## [INSTRUCTIONS TO FOLLOW]
Which lines contain the string "định"? Please list every one of them.

## [MATERIAL]
## start
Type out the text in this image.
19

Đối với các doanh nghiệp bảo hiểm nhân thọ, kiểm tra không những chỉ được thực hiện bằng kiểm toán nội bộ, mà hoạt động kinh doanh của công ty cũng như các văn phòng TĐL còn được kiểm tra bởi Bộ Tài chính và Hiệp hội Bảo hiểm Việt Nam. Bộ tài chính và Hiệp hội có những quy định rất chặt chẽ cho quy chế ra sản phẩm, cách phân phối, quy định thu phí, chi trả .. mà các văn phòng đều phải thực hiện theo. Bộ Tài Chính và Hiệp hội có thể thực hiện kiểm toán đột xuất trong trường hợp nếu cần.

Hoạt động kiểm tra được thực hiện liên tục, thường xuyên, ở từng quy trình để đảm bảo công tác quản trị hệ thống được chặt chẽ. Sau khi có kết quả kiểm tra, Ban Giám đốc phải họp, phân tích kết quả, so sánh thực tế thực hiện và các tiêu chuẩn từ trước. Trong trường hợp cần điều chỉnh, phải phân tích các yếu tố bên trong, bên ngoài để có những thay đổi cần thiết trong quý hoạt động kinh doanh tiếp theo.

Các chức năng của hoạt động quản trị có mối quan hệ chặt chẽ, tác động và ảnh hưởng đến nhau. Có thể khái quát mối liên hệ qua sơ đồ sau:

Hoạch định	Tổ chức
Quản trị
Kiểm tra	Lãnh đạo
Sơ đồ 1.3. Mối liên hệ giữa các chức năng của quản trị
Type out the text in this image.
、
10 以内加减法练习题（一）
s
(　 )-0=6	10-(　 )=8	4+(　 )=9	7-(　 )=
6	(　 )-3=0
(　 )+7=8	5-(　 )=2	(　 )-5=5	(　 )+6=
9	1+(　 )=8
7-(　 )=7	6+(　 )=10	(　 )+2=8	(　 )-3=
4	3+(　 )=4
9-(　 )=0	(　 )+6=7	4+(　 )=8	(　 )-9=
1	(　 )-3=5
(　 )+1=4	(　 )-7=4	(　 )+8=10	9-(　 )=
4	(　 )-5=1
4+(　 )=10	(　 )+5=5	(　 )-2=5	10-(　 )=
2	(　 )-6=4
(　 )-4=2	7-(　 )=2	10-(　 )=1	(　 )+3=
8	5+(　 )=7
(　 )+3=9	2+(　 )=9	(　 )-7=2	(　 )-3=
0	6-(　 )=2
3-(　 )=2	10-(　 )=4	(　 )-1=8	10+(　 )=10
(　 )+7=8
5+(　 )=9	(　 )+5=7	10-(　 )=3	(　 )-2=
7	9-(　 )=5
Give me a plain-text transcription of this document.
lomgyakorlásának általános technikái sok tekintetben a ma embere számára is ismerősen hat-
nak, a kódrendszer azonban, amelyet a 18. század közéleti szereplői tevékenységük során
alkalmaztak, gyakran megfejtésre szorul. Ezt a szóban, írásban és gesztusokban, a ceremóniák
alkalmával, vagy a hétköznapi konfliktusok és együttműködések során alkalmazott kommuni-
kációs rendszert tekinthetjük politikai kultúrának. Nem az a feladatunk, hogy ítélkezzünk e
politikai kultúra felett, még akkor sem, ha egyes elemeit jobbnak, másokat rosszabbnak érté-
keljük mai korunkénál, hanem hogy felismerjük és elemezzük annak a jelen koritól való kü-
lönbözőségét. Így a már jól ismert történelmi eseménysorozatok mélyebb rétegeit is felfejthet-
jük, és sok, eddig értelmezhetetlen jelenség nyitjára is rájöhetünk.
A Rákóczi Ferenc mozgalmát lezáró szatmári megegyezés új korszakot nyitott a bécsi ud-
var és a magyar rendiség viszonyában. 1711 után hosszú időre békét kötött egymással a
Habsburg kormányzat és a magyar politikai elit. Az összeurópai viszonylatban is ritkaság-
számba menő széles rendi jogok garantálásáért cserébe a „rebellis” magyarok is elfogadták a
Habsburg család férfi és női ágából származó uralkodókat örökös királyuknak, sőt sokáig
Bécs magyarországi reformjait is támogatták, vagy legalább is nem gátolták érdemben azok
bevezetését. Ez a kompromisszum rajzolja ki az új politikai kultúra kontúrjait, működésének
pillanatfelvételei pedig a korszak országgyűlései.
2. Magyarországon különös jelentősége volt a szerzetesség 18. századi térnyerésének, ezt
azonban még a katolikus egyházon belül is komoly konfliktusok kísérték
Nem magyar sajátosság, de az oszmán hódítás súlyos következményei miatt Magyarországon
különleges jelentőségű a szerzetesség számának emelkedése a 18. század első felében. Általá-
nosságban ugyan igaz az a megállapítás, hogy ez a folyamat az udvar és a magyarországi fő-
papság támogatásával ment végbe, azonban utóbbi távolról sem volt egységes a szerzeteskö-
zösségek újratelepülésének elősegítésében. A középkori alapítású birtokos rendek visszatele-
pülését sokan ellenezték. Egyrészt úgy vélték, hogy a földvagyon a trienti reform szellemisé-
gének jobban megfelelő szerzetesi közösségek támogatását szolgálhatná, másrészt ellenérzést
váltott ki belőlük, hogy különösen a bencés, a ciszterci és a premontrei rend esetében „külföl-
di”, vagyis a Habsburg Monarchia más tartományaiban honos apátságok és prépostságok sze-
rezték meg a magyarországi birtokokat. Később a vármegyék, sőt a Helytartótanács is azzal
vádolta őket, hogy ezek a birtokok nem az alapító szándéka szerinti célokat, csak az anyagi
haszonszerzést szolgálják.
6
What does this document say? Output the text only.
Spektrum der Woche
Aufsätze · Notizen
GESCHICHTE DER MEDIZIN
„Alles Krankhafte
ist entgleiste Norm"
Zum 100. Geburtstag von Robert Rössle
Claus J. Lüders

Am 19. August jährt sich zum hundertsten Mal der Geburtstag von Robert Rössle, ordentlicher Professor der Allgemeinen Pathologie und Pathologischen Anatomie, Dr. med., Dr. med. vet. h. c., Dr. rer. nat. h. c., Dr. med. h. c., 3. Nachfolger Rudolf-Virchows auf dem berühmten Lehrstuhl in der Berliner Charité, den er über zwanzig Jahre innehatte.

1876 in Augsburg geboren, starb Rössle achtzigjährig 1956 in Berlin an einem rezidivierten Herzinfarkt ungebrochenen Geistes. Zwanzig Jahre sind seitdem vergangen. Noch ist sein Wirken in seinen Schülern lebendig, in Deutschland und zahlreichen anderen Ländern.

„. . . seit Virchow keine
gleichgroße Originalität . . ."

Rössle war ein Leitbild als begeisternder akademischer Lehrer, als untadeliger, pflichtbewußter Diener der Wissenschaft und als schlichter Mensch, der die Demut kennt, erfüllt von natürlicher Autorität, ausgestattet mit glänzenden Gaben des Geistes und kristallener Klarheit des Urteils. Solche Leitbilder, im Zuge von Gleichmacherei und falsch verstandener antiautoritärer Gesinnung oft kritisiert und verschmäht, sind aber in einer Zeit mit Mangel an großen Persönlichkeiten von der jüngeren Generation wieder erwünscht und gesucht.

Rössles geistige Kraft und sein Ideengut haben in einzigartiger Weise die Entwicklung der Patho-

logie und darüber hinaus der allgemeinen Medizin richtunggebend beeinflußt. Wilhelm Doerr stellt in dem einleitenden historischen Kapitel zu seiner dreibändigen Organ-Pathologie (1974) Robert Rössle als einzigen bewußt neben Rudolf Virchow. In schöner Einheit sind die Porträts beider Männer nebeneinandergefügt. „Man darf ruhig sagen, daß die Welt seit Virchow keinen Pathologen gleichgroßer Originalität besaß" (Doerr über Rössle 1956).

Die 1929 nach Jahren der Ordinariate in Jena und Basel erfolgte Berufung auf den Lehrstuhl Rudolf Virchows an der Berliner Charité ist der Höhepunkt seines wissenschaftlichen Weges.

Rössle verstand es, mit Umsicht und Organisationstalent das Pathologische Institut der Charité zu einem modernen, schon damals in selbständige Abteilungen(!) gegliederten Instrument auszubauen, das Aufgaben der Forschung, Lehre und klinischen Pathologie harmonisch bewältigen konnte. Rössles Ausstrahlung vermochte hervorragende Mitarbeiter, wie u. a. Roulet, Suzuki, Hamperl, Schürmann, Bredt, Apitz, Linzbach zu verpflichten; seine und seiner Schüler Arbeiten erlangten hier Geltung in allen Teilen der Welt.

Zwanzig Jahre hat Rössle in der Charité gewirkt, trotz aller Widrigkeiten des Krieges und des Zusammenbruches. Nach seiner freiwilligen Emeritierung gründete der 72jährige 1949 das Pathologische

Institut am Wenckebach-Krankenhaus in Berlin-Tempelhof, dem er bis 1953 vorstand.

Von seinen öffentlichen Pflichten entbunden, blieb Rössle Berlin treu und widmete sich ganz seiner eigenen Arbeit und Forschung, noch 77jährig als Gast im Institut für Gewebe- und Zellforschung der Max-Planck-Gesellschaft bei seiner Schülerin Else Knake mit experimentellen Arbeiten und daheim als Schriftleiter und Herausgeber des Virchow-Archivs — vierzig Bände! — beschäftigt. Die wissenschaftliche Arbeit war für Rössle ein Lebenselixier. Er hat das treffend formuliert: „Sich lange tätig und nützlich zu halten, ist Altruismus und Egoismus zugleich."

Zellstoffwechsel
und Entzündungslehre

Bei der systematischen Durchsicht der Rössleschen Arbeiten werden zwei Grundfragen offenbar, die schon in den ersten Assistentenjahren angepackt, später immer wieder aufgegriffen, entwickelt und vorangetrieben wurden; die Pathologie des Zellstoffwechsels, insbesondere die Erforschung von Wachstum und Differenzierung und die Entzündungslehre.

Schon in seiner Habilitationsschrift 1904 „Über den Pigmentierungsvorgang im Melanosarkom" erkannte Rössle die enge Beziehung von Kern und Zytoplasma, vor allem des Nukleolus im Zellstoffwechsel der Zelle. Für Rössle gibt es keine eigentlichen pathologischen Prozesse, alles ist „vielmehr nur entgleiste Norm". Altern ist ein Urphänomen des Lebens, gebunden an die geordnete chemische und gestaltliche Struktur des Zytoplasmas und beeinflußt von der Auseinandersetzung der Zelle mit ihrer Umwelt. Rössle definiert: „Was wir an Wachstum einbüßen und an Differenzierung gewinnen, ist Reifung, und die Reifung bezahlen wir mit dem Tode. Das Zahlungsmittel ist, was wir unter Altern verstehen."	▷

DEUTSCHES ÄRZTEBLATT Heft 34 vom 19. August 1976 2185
## end
## [ANSWER]
Đối với các doanh nghiệp bảo hiểm nhân thọ, kiểm tra không những chỉ được thực hiện bằng kiểm toán nội bộ, mà hoạt động kinh doanh của công ty cũng như các văn phòng TĐL còn được kiểm tra bởi Bộ Tài chính và Hiệp hội Bảo hiểm Việt Nam. Bộ tài chính và Hiệp hội có những quy định rất chặt chẽ cho quy chế ra sản phẩm, cách phân phối, quy định thu phí, chi trả .. mà các văn phòng đều phải thực hiện theo. Bộ Tài Chính và Hiệp hội có thể thực hiện kiểm toán đột xuất trong trường hợp nếu cần.
Hoạch định	Tổ chức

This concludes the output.